**Given exercise:** Repeat every record below exactly, but leave out any pictures.
--- Input data ---
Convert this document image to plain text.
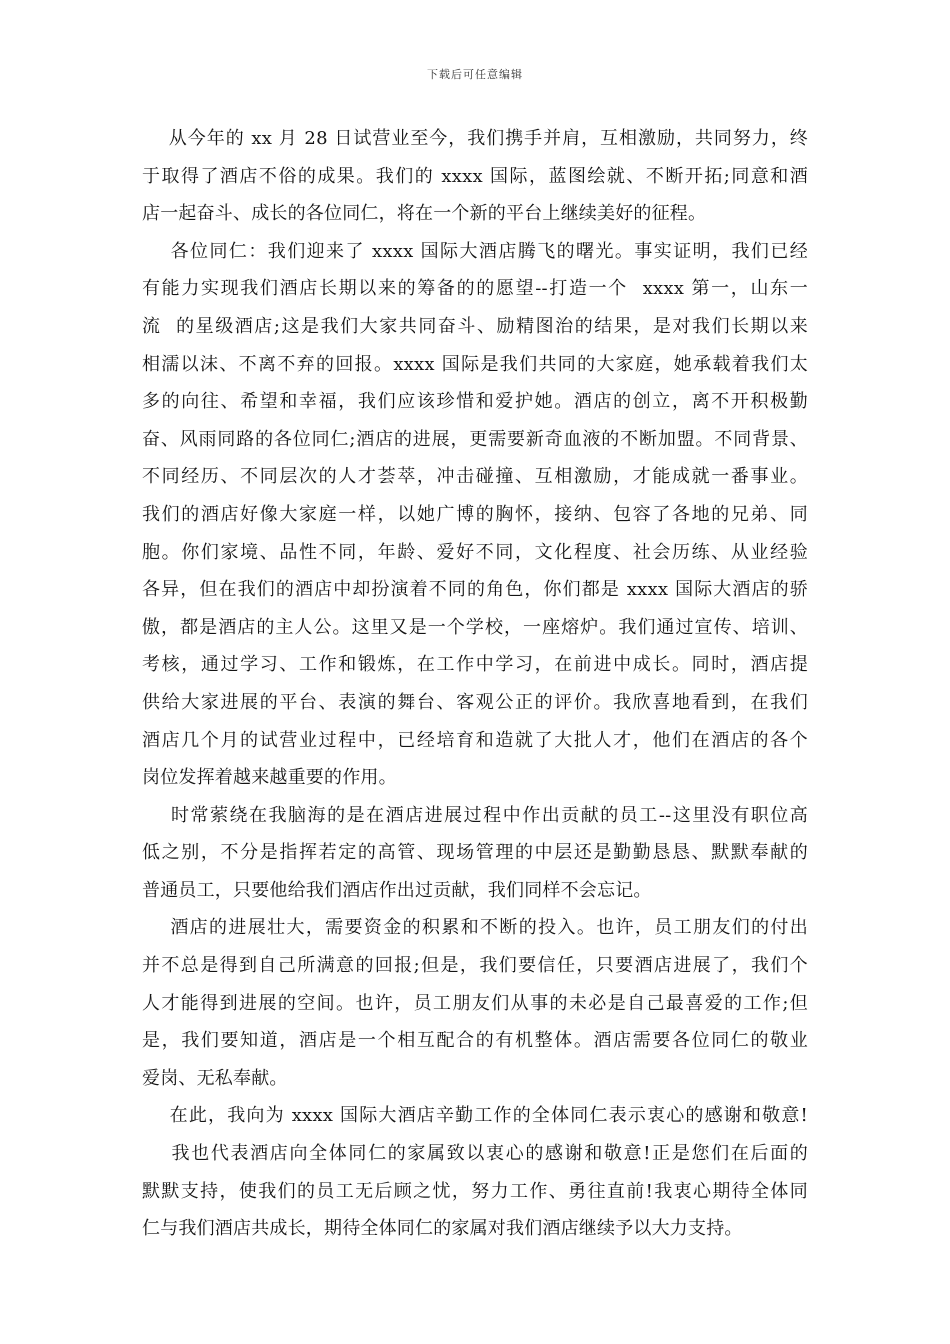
下载后可任意编辑
从今年的 xx 月 28 日试营业至今，我们携手并肩，互相激励，共同努力，终
于取得了酒店不俗的成果。我们的 xxxx 国际，蓝图绘就、不断开拓;同意和酒
店一起奋斗、成长的各位同仁，将在一个新的平台上继续美好的征程。
各位同仁：我们迎来了 xxxx 国际大酒店腾飞的曙光。事实证明，我们已经
有能力实现我们酒店长期以来的筹备的的愿望--打造一个  xxxx 第一，山东一
流  的星级酒店;这是我们大家共同奋斗、励精图治的结果，是对我们长期以来
相濡以沫、不离不弃的回报。xxxx 国际是我们共同的大家庭，她承载着我们太
多的向往、希望和幸福，我们应该珍惜和爱护她。酒店的创立，离不开积极勤
奋、风雨同路的各位同仁;酒店的进展，更需要新奇血液的不断加盟。不同背景、
不同经历、不同层次的人才荟萃，冲击碰撞、互相激励，才能成就一番事业。
我们的酒店好像大家庭一样，以她广博的胸怀，接纳、包容了各地的兄弟、同
胞。你们家境、品性不同，年龄、爱好不同，文化程度、社会历练、从业经验
各异，但在我们的酒店中却扮演着不同的角色，你们都是 xxxx 国际大酒店的骄
傲，都是酒店的主人公。这里又是一个学校，一座熔炉。我们通过宣传、培训、
考核，通过学习、工作和锻炼，在工作中学习，在前进中成长。同时，酒店提
供给大家进展的平台、表演的舞台、客观公正的评价。我欣喜地看到，在我们
酒店几个月的试营业过程中，已经培育和造就了大批人才，他们在酒店的各个
岗位发挥着越来越重要的作用。
时常萦绕在我脑海的是在酒店进展过程中作出贡献的员工--这里没有职位高
低之别，不分是指挥若定的高管、现场管理的中层还是勤勤恳恳、默默奉献的
普通员工，只要他给我们酒店作出过贡献，我们同样不会忘记。
酒店的进展壮大，需要资金的积累和不断的投入。也许，员工朋友们的付出
并不总是得到自己所满意的回报;但是，我们要信任，只要酒店进展了，我们个
人才能得到进展的空间。也许，员工朋友们从事的未必是自己最喜爱的工作;但
是，我们要知道，酒店是一个相互配合的有机整体。酒店需要各位同仁的敬业
爱岗、无私奉献。
在此，我向为 xxxx 国际大酒店辛勤工作的全体同仁表示衷心的感谢和敬意!
我也代表酒店向全体同仁的家属致以衷心的感谢和敬意!正是您们在后面的
默默支持，使我们的员工无后顾之忧，努力工作、勇往直前!我衷心期待全体同
仁与我们酒店共成长，期待全体同仁的家属对我们酒店继续予以大力支持。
---
**Full answer:**
Convert this document image to plain text.
下载后可任意编辑
从今年的 xx 月 28 日试营业至今，我们携手并肩，互相激励，共同努力，终
于取得了酒店不俗的成果。我们的 xxxx 国际，蓝图绘就、不断开拓;同意和酒
店一起奋斗、成长的各位同仁，将在一个新的平台上继续美好的征程。
各位同仁：我们迎来了 xxxx 国际大酒店腾飞的曙光。事实证明，我们已经
有能力实现我们酒店长期以来的筹备的的愿望--打造一个  xxxx 第一，山东一
流  的星级酒店;这是我们大家共同奋斗、励精图治的结果，是对我们长期以来
相濡以沫、不离不弃的回报。xxxx 国际是我们共同的大家庭，她承载着我们太
多的向往、希望和幸福，我们应该珍惜和爱护她。酒店的创立，离不开积极勤
奋、风雨同路的各位同仁;酒店的进展，更需要新奇血液的不断加盟。不同背景、
不同经历、不同层次的人才荟萃，冲击碰撞、互相激励，才能成就一番事业。
我们的酒店好像大家庭一样，以她广博的胸怀，接纳、包容了各地的兄弟、同
胞。你们家境、品性不同，年龄、爱好不同，文化程度、社会历练、从业经验
各异，但在我们的酒店中却扮演着不同的角色，你们都是 xxxx 国际大酒店的骄
傲，都是酒店的主人公。这里又是一个学校，一座熔炉。我们通过宣传、培训、
考核，通过学习、工作和锻炼，在工作中学习，在前进中成长。同时，酒店提
供给大家进展的平台、表演的舞台、客观公正的评价。我欣喜地看到，在我们
酒店几个月的试营业过程中，已经培育和造就了大批人才，他们在酒店的各个
岗位发挥着越来越重要的作用。
时常萦绕在我脑海的是在酒店进展过程中作出贡献的员工--这里没有职位高
低之别，不分是指挥若定的高管、现场管理的中层还是勤勤恳恳、默默奉献的
普通员工，只要他给我们酒店作出过贡献，我们同样不会忘记。
酒店的进展壮大，需要资金的积累和不断的投入。也许，员工朋友们的付出
并不总是得到自己所满意的回报;但是，我们要信任，只要酒店进展了，我们个
人才能得到进展的空间。也许，员工朋友们从事的未必是自己最喜爱的工作;但
是，我们要知道，酒店是一个相互配合的有机整体。酒店需要各位同仁的敬业
爱岗、无私奉献。
在此，我向为 xxxx 国际大酒店辛勤工作的全体同仁表示衷心的感谢和敬意!
我也代表酒店向全体同仁的家属致以衷心的感谢和敬意!正是您们在后面的
默默支持，使我们的员工无后顾之忧，努力工作、勇往直前!我衷心期待全体同
仁与我们酒店共成长，期待全体同仁的家属对我们酒店继续予以大力支持。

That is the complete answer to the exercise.